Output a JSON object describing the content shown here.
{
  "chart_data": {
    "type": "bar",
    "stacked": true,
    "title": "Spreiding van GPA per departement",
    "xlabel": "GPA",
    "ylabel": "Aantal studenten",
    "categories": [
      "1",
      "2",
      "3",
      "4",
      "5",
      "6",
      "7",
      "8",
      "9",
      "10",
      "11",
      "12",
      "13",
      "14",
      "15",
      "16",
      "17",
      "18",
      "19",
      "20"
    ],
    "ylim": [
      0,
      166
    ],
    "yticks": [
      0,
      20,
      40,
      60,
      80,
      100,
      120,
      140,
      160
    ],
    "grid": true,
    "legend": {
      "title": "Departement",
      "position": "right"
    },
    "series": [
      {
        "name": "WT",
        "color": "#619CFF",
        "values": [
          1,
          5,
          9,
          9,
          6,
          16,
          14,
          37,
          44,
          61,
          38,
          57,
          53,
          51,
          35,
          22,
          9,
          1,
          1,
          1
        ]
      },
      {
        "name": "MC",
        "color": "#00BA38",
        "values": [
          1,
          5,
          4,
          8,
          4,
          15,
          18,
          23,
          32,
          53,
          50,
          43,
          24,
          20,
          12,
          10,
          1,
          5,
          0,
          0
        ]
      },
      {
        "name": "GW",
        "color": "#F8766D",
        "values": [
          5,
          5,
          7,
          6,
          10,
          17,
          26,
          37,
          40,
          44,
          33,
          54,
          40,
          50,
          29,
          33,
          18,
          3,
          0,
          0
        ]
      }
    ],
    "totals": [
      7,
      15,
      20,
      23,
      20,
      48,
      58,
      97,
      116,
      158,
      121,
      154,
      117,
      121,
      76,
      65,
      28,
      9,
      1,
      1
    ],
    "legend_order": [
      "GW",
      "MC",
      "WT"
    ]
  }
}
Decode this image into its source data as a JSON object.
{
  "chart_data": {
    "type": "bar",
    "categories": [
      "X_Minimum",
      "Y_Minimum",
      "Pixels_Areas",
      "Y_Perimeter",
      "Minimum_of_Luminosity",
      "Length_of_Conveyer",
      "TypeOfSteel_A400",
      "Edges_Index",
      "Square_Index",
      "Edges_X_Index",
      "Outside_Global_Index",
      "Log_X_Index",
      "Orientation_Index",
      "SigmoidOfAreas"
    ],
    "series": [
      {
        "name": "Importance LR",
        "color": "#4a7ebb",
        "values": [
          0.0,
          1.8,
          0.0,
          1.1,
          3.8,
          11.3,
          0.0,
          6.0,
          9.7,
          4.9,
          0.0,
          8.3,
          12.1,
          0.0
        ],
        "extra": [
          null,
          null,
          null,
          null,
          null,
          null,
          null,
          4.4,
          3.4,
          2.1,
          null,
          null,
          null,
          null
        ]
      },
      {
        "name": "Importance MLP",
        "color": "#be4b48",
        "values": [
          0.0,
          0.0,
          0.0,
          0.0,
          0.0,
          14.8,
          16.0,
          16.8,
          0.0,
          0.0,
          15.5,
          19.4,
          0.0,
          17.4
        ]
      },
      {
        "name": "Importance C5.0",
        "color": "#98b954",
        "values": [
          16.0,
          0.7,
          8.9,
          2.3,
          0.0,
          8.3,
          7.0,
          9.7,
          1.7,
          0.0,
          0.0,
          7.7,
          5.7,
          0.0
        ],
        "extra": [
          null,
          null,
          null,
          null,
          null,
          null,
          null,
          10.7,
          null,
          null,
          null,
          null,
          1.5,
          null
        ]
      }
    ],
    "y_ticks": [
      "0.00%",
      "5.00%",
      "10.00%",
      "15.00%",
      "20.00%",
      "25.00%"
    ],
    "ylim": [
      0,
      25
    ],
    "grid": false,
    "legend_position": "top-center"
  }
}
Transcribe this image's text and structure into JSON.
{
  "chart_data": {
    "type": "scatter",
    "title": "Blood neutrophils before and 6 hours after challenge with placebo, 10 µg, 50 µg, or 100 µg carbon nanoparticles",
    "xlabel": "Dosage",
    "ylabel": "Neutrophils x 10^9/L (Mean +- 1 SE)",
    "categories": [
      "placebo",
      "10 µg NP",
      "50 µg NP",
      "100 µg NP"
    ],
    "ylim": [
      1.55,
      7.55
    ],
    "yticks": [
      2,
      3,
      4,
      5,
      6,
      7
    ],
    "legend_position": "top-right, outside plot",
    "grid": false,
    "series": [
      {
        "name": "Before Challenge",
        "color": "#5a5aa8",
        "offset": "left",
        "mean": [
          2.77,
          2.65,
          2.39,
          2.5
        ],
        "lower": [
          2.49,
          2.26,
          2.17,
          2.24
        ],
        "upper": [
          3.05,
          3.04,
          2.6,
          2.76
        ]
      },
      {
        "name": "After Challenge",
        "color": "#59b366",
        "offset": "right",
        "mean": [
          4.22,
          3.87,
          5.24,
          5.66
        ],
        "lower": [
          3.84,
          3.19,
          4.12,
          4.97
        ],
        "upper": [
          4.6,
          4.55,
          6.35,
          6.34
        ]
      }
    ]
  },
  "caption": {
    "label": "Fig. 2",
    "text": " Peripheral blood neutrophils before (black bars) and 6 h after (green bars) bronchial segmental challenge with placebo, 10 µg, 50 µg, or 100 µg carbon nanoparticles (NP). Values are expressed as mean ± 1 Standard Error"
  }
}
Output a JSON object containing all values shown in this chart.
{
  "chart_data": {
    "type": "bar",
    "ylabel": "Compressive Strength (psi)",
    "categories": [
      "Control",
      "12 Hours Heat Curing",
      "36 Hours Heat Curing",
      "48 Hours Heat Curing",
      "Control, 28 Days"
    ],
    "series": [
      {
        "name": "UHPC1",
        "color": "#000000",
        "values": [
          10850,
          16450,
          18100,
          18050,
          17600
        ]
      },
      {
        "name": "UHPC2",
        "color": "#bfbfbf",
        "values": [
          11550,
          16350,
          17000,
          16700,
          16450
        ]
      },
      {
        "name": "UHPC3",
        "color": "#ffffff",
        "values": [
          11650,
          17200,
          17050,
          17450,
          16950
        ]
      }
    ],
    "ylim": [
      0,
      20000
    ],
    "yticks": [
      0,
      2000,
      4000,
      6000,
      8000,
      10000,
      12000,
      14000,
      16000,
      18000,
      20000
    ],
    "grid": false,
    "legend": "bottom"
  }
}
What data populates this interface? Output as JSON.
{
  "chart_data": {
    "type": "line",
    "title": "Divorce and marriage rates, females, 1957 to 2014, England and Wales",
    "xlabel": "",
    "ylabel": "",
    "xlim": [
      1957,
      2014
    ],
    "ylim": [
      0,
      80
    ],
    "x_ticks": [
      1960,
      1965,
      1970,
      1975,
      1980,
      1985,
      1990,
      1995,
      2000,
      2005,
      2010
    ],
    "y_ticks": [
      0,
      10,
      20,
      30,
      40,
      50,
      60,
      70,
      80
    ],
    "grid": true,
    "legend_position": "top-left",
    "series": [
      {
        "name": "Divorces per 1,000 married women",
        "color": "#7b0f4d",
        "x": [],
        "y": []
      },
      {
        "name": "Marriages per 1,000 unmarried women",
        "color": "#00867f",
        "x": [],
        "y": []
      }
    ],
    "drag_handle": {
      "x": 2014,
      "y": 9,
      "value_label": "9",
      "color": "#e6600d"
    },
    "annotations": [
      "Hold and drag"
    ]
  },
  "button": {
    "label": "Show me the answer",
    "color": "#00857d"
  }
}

★ ★ ★ ★ ★

# Work instructions
Pick out every line holding the string "right" and return it.

# Output of the task
      "position": "right"
    "legend_position": "top-right, outside plot",
        "offset": "right",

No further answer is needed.